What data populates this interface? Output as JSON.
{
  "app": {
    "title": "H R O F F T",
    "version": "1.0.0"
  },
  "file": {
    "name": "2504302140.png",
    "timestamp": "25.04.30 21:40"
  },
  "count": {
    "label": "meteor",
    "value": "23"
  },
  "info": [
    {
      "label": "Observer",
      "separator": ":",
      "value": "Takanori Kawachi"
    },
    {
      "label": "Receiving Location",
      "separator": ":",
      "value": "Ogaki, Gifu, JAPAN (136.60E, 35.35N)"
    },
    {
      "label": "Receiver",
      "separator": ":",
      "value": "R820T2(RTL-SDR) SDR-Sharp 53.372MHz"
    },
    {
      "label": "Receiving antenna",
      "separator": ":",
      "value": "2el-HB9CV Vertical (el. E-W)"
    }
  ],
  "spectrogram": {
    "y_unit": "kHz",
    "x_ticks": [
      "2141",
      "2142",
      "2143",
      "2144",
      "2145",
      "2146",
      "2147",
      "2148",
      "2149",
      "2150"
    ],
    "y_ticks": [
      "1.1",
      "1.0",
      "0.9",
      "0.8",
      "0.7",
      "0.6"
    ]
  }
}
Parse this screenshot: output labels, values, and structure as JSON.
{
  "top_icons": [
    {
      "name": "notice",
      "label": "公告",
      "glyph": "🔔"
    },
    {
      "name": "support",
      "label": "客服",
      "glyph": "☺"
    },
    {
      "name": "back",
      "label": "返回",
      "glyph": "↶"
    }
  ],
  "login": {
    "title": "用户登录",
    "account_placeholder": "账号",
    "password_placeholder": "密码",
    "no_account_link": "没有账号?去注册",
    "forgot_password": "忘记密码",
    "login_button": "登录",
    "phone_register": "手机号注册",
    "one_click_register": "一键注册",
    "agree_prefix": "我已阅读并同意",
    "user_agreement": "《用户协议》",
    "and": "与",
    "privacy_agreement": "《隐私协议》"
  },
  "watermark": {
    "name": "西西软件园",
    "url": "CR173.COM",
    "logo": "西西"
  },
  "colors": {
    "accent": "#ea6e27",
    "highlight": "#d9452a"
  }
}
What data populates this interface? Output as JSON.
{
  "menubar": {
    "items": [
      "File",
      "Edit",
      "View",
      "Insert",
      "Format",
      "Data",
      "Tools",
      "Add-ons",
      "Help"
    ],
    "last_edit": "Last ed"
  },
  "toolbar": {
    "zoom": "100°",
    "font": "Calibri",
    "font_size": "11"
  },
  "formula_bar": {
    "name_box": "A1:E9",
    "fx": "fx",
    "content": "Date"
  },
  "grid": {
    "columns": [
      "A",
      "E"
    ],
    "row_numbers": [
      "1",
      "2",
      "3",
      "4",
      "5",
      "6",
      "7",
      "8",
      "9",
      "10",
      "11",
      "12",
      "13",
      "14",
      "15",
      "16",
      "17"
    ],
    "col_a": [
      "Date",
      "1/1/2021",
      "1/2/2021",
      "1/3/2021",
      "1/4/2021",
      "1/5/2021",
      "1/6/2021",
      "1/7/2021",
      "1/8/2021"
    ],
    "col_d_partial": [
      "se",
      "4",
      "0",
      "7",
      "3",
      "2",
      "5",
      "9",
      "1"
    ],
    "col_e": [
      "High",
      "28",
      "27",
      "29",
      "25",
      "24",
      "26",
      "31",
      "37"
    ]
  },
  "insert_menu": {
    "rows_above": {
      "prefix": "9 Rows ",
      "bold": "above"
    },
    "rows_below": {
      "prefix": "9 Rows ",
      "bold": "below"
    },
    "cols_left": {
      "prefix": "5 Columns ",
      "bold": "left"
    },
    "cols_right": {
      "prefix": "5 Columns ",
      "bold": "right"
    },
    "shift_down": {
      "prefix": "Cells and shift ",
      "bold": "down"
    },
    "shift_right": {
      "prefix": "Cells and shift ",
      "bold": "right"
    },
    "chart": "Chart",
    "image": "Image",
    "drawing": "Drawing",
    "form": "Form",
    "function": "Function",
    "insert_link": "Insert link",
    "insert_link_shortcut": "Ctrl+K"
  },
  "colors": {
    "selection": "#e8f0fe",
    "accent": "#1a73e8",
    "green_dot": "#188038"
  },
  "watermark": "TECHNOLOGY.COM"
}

----------

**PROBLEM REQUIREMENTS:** Extract all of the material exactly as it is written.

**RESPONSE BELOW:**
What data populates this interface? Output as JSON.
{
  "app": {
    "title": "H R O F F T",
    "version": "1.0.0"
  },
  "file": {
    "name": "2504302140.png",
    "timestamp": "25.04.30 21:40"
  },
  "count": {
    "label": "meteor",
    "value": "23"
  },
  "info": [
    {
      "label": "Observer",
      "separator": ":",
      "value": "Takanori Kawachi"
    },
    {
      "label": "Receiving Location",
      "separator": ":",
      "value": "Ogaki, Gifu, JAPAN (136.60E, 35.35N)"
    },
    {
      "label": "Receiver",
      "separator": ":",
      "value": "R820T2(RTL-SDR) SDR-Sharp 53.372MHz"
    },
    {
      "label": "Receiving antenna",
      "separator": ":",
      "value": "2el-HB9CV Vertical (el. E-W)"
    }
  ],
  "spectrogram": {
    "y_unit": "kHz",
    "x_ticks": [
      "2141",
      "2142",
      "2143",
      "2144",
      "2145",
      "2146",
      "2147",
      "2148",
      "2149",
      "2150"
    ],
    "y_ticks": [
      "1.1",
      "1.0",
      "0.9",
      "0.8",
      "0.7",
      "0.6"
    ]
  }
}
Parse this screenshot: output labels, values, and structure as JSON.
{
  "top_icons": [
    {
      "name": "notice",
      "label": "公告",
      "glyph": "🔔"
    },
    {
      "name": "support",
      "label": "客服",
      "glyph": "☺"
    },
    {
      "name": "back",
      "label": "返回",
      "glyph": "↶"
    }
  ],
  "login": {
    "title": "用户登录",
    "account_placeholder": "账号",
    "password_placeholder": "密码",
    "no_account_link": "没有账号?去注册",
    "forgot_password": "忘记密码",
    "login_button": "登录",
    "phone_register": "手机号注册",
    "one_click_register": "一键注册",
    "agree_prefix": "我已阅读并同意",
    "user_agreement": "《用户协议》",
    "and": "与",
    "privacy_agreement": "《隐私协议》"
  },
  "watermark": {
    "name": "西西软件园",
    "url": "CR173.COM",
    "logo": "西西"
  },
  "colors": {
    "accent": "#ea6e27",
    "highlight": "#d9452a"
  }
}
What data populates this interface? Output as JSON.
{
  "menubar": {
    "items": [
      "File",
      "Edit",
      "View",
      "Insert",
      "Format",
      "Data",
      "Tools",
      "Add-ons",
      "Help"
    ],
    "last_edit": "Last ed"
  },
  "toolbar": {
    "zoom": "100°",
    "font": "Calibri",
    "font_size": "11"
  },
  "formula_bar": {
    "name_box": "A1:E9",
    "fx": "fx",
    "content": "Date"
  },
  "grid": {
    "columns": [
      "A",
      "E"
    ],
    "row_numbers": [
      "1",
      "2",
      "3",
      "4",
      "5",
      "6",
      "7",
      "8",
      "9",
      "10",
      "11",
      "12",
      "13",
      "14",
      "15",
      "16",
      "17"
    ],
    "col_a": [
      "Date",
      "1/1/2021",
      "1/2/2021",
      "1/3/2021",
      "1/4/2021",
      "1/5/2021",
      "1/6/2021",
      "1/7/2021",
      "1/8/2021"
    ],
    "col_d_partial": [
      "se",
      "4",
      "0",
      "7",
      "3",
      "2",
      "5",
      "9",
      "1"
    ],
    "col_e": [
      "High",
      "28",
      "27",
      "29",
      "25",
      "24",
      "26",
      "31",
      "37"
    ]
  },
  "insert_menu": {
    "rows_above": {
      "prefix": "9 Rows ",
      "bold": "above"
    },
    "rows_below": {
      "prefix": "9 Rows ",
      "bold": "below"
    },
    "cols_left": {
      "prefix": "5 Columns ",
      "bold": "left"
    },
    "cols_right": {
      "prefix": "5 Columns ",
      "bold": "right"
    },
    "shift_down": {
      "prefix": "Cells and shift ",
      "bold": "down"
    },
    "shift_right": {
      "prefix": "Cells and shift ",
      "bold": "right"
    },
    "chart": "Chart",
    "image": "Image",
    "drawing": "Drawing",
    "form": "Form",
    "function": "Function",
    "insert_link": "Insert link",
    "insert_link_shortcut": "Ctrl+K"
  },
  "colors": {
    "selection": "#e8f0fe",
    "accent": "#1a73e8",
    "green_dot": "#188038"
  },
  "watermark": "TECHNOLOGY.COM"
}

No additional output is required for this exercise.